After budding Kenyan entrepreneur Chebet Lesan quit a lucrative job as an industrial designer to concoct eco-friendly charcoal briquettes in her parents’ Nairobi backyard, she overheard them mutter more than once, “What is she doing out there?”
“It’s dirty work. It’s not like you’re mixing lavender and oils to make a fancy perfume. Everybody was freaking out,” says the founder of BrightGreen Renewable Energy.
Eventually, her parents came around and invested in her social enterprise, which now has a production facility and has sold 500 tons of briquettes since its March 2016 launch.
BrightGreen’s charcoal, made from organic waste, produces less smoke. Photo courtesy of BrightGreen Renewable Energy.
Lesan exemplifies a new breed of African women entrepreneurs venturing into male-dominated fields.
Instead of selling clothes, crafts or cosmetics, they are starting technology enterprises, as Charlotte Horore Bebga has done in Douala, Cameroon, or helping run a waste recycling business, as Nomuntu Ndhlovu is doing in a rural South African municipality.
Like Lesan, they are opening doors for other women and, in some instances, giving them a chance to earn their own livelihoods for the first time.
Eighty percent of BrightGreen’s 50 distributors are female. Lesan was inspired to start the enterprise after attending a Massachusetts Institute of Technology design conference in Tanzania on renewable energy.
The men on her team “from the start believed in me,” she says. Still, she faced others who told her selling charcoal “is a man’s job. I’m less than 5 feet tall and can’t even lift one of our 50-kilogram bags of charcoal.”
Training new tech entrepreneurs
Bebga, after earning a degree in IT management, opened an e-business selling clothes but soon decided she could put her advanced computer skills to better use helping other women with e-commerce startups. She created Likalo 2.0, a digital marketing agency, and launched the nonprofit African Women in Tech Startups to provide training.

################

Activity = Please continue the article about African women entrepreneurs from its last sentence.

[Bounding box prediction data]
################

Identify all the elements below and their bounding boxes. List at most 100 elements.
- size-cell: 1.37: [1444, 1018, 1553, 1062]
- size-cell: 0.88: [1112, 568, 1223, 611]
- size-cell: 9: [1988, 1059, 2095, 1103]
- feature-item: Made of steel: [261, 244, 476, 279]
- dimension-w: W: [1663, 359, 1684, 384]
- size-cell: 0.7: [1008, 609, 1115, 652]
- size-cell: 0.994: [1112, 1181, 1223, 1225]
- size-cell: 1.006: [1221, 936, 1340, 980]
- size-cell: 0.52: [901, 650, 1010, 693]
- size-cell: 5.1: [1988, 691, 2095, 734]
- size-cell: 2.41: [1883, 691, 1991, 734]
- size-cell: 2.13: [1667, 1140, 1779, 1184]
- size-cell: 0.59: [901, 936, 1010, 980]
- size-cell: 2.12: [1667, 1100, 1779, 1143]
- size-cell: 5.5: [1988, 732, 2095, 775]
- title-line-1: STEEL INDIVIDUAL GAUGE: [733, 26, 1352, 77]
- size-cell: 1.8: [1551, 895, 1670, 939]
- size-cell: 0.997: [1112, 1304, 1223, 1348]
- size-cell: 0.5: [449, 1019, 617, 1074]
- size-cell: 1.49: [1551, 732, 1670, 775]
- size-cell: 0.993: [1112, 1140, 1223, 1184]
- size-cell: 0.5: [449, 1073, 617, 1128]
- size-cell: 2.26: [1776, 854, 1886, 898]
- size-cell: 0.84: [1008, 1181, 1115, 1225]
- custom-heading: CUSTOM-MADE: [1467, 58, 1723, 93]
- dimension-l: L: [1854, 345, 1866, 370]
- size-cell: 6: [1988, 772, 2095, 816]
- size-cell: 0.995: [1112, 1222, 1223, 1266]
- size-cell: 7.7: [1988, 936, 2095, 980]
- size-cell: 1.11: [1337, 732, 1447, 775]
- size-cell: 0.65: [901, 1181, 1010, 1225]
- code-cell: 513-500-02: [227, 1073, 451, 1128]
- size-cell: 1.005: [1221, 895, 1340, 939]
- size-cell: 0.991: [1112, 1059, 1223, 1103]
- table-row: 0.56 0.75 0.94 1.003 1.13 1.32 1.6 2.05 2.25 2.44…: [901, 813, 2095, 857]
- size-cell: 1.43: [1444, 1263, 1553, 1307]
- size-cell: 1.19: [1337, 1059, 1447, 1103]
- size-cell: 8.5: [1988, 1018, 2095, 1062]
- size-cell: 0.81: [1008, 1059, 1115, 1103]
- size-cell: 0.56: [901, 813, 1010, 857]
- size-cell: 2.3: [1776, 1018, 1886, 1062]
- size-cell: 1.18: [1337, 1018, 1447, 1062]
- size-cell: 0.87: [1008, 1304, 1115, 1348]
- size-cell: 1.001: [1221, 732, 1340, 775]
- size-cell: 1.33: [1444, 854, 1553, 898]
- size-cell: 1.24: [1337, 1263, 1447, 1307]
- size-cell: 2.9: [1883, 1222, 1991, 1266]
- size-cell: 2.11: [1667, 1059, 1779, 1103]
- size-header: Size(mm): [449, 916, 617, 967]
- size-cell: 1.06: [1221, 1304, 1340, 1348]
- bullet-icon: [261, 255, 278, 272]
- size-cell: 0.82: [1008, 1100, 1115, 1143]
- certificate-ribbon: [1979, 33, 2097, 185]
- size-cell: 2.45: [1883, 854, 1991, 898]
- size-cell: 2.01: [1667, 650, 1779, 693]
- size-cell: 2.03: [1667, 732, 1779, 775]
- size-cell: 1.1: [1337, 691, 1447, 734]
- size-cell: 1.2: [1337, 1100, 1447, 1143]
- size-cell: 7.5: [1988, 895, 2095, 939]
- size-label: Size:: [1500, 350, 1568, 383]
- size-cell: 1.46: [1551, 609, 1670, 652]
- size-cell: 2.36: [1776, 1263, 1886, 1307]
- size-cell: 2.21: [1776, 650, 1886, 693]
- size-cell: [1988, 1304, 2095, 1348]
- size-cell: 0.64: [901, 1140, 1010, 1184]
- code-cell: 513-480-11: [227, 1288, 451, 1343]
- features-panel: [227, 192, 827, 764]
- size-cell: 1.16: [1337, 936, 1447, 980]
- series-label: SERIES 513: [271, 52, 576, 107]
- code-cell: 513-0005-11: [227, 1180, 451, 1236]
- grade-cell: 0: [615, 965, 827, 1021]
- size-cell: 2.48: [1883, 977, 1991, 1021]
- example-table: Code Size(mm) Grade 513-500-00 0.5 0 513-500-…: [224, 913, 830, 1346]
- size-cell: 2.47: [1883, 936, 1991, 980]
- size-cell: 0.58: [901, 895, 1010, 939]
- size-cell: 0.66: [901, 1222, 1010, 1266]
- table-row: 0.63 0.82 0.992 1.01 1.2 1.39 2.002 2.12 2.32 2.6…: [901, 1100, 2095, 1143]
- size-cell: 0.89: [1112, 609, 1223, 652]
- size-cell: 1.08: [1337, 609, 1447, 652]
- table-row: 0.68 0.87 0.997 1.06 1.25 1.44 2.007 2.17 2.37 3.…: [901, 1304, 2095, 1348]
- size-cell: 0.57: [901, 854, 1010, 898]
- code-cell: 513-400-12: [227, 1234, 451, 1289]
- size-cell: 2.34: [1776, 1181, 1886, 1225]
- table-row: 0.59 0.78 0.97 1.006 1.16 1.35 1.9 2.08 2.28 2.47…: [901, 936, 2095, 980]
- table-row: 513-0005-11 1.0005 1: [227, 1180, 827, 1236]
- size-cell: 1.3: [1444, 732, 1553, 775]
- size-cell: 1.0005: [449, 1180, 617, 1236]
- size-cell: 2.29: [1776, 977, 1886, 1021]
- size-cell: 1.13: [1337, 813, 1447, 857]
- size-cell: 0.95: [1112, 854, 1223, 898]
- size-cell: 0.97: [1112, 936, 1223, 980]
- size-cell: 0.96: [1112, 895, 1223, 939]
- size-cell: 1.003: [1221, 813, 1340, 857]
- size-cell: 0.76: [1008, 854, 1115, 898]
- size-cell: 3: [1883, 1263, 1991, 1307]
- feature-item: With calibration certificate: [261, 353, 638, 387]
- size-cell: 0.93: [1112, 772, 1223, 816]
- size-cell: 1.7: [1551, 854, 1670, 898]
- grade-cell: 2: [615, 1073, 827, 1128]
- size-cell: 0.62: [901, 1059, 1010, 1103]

################

Answer space =
Last year, a woman from Côte d’Ivoire whom Bebga trained won a prize in a Radio France International Challenge to develop mobile applications to improve girls’ education.
“A lot of women and girls get passionate about becoming tech savvy and building their own businesses,” says Bebga. “The most important thing to have at the beginning is a viable business [plan]. Then you just have to start and do it.”
‘Keep pushing the limits’
Ndhlovu is managing director and part owner of SiyaBuddy Recycling and Waste Management in Steenbok Village in Nkomazi Municipality. SiyaBuddy has eight employees and 10 contract workers and pays more than 500 people — mostly women — to collect recyclable waste in 52 villages.
“In a month we recycle 50 tons,” says the former management consultant turned social entrepreneur. “These collectors were previously unemployed. Now they make 400 rands a week — not a lot, but it’s a start.”
“It’s been quite difficult to be taken seriously as a female in the recycling business,” she says. Her advice to other women: “Be strong and be prepared to face those challenges. Keep pushing. Once you break that glass barrier, the sky’s the limit.”